= Aim =
With the pictures left out, return exactly the lines from the one containing "Convert this screenshot" through the end of the listing below.

◆ ◆ ◆

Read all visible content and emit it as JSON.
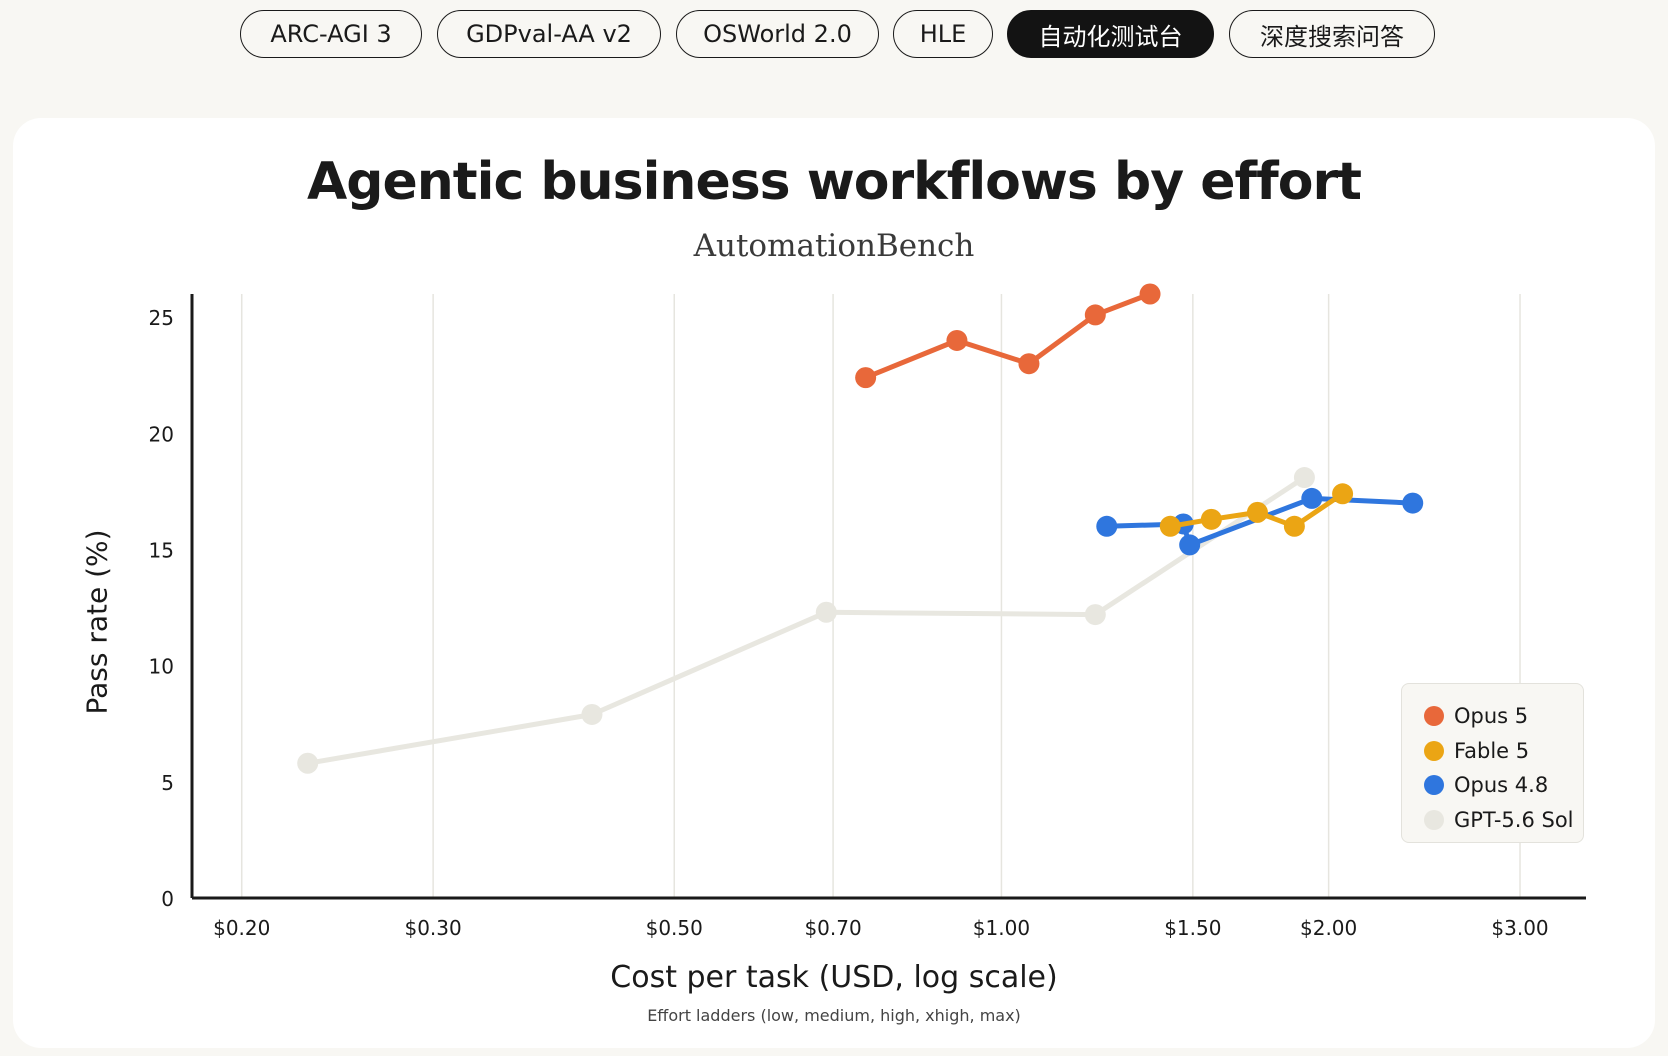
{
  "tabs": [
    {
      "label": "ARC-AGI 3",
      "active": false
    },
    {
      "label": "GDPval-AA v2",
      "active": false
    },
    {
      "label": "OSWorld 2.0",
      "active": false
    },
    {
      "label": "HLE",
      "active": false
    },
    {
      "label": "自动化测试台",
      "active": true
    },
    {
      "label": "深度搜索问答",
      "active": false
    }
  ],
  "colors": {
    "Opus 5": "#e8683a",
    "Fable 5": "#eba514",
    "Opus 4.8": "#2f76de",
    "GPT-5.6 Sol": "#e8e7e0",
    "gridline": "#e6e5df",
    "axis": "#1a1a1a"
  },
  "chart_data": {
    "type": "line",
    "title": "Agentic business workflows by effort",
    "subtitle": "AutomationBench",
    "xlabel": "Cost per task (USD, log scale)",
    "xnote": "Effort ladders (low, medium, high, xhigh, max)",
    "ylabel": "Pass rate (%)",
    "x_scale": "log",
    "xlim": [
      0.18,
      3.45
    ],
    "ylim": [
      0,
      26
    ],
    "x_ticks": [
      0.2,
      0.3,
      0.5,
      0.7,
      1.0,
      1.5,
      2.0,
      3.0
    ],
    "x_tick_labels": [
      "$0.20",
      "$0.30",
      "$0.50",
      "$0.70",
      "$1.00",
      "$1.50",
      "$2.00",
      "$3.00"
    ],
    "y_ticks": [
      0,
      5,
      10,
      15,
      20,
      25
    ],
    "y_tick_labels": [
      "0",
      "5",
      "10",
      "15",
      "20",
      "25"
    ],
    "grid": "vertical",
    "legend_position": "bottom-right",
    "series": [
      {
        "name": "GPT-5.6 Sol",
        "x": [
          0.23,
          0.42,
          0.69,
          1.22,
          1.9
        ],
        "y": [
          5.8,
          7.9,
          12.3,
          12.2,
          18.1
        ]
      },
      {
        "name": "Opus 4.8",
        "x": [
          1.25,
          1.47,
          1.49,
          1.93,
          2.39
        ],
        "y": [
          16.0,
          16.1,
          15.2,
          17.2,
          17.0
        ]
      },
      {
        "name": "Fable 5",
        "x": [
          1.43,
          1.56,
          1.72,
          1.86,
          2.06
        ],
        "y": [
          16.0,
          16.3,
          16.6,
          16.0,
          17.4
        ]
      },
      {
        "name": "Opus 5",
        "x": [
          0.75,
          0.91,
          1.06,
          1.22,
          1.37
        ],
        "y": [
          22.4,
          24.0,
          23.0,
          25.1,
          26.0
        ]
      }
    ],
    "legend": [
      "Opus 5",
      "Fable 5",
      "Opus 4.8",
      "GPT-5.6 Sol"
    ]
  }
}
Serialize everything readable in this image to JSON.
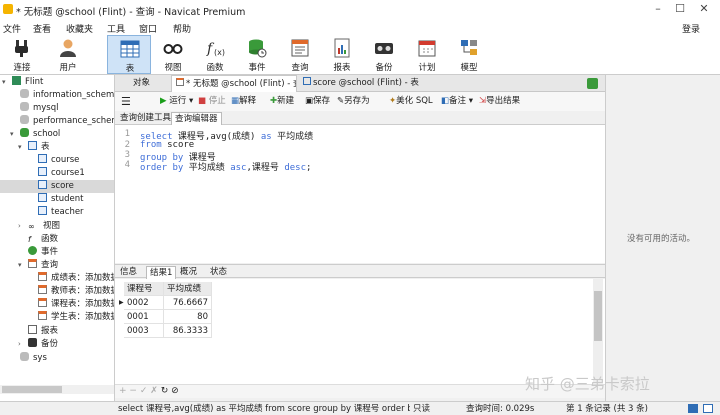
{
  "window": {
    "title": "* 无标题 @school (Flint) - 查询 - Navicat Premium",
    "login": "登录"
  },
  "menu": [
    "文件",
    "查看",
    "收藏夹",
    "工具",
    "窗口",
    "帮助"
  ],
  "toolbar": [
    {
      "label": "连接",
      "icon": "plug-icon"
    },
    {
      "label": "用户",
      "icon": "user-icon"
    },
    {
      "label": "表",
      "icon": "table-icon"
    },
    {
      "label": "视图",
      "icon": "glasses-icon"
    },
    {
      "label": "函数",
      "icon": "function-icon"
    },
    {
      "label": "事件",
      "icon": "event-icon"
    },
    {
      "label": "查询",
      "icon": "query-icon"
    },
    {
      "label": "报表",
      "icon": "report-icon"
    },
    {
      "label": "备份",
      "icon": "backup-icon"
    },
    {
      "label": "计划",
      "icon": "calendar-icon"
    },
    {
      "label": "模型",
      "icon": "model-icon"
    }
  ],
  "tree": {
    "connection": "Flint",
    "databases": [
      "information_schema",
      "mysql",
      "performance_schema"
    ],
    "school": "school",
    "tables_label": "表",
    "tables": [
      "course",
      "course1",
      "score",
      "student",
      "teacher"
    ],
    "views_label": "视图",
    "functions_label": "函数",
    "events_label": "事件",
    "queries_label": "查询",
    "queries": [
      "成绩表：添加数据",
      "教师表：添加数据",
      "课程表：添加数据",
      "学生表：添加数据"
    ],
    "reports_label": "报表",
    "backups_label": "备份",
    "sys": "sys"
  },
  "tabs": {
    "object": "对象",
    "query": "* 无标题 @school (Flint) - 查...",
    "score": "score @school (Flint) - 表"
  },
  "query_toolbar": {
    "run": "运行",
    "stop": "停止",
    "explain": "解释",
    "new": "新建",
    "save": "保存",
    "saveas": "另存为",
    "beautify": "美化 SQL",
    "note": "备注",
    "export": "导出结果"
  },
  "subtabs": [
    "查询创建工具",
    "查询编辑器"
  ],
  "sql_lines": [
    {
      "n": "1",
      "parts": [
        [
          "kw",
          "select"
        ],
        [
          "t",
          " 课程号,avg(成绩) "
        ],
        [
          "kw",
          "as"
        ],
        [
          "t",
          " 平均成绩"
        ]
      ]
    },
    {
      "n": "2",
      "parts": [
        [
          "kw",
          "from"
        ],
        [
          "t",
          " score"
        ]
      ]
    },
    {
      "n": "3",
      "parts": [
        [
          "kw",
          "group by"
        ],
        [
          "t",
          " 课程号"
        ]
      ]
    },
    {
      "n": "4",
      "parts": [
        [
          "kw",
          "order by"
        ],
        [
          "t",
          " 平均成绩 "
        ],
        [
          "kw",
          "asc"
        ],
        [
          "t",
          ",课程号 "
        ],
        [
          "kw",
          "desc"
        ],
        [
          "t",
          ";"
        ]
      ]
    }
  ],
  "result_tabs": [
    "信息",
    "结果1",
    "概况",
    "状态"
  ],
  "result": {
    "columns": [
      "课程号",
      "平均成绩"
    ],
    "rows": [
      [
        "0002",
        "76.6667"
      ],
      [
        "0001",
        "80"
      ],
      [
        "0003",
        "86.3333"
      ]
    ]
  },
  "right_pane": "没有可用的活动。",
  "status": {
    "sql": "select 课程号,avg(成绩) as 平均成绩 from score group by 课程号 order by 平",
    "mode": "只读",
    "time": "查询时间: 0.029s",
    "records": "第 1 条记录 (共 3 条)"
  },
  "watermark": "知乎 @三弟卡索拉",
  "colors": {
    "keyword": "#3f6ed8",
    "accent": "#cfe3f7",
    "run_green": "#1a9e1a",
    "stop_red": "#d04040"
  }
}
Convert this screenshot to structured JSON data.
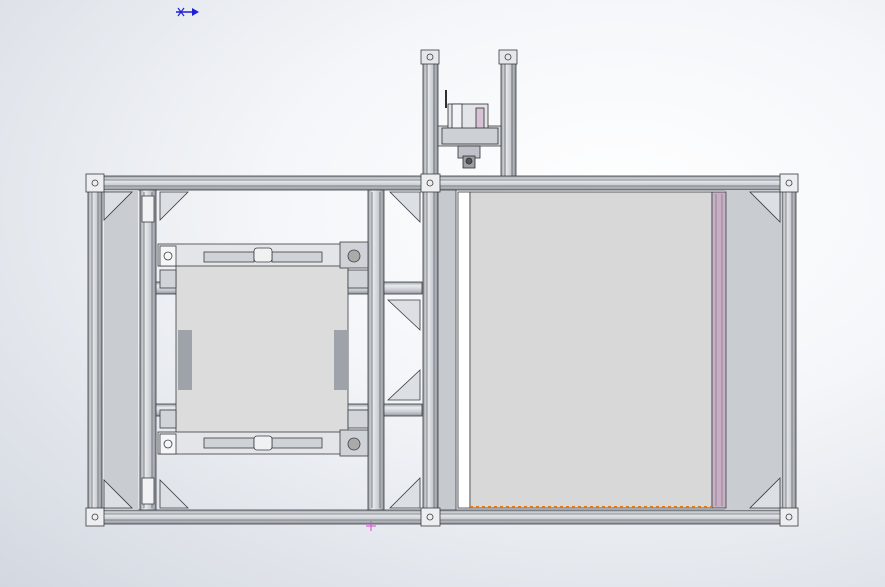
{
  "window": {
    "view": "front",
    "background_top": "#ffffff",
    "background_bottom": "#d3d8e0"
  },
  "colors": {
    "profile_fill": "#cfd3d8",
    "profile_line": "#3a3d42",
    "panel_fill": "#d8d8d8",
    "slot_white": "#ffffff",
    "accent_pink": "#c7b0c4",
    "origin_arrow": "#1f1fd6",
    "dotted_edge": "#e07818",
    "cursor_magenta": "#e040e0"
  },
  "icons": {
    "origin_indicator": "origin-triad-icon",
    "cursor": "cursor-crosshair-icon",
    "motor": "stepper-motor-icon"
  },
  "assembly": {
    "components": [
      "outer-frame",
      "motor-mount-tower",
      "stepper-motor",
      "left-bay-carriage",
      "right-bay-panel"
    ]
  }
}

◆ ◆ ◆

= Worked solution =
Convert this screenshot to structured JSON data.
{
  "window": {
    "view": "front",
    "background_top": "#ffffff",
    "background_bottom": "#d3d8e0"
  },
  "colors": {
    "profile_fill": "#cfd3d8",
    "profile_line": "#3a3d42",
    "panel_fill": "#d8d8d8",
    "slot_white": "#ffffff",
    "accent_pink": "#c7b0c4",
    "origin_arrow": "#1f1fd6",
    "dotted_edge": "#e07818",
    "cursor_magenta": "#e040e0"
  },
  "icons": {
    "origin_indicator": "origin-triad-icon",
    "cursor": "cursor-crosshair-icon",
    "motor": "stepper-motor-icon"
  },
  "assembly": {
    "components": [
      "outer-frame",
      "motor-mount-tower",
      "stepper-motor",
      "left-bay-carriage",
      "right-bay-panel"
    ]
  }
}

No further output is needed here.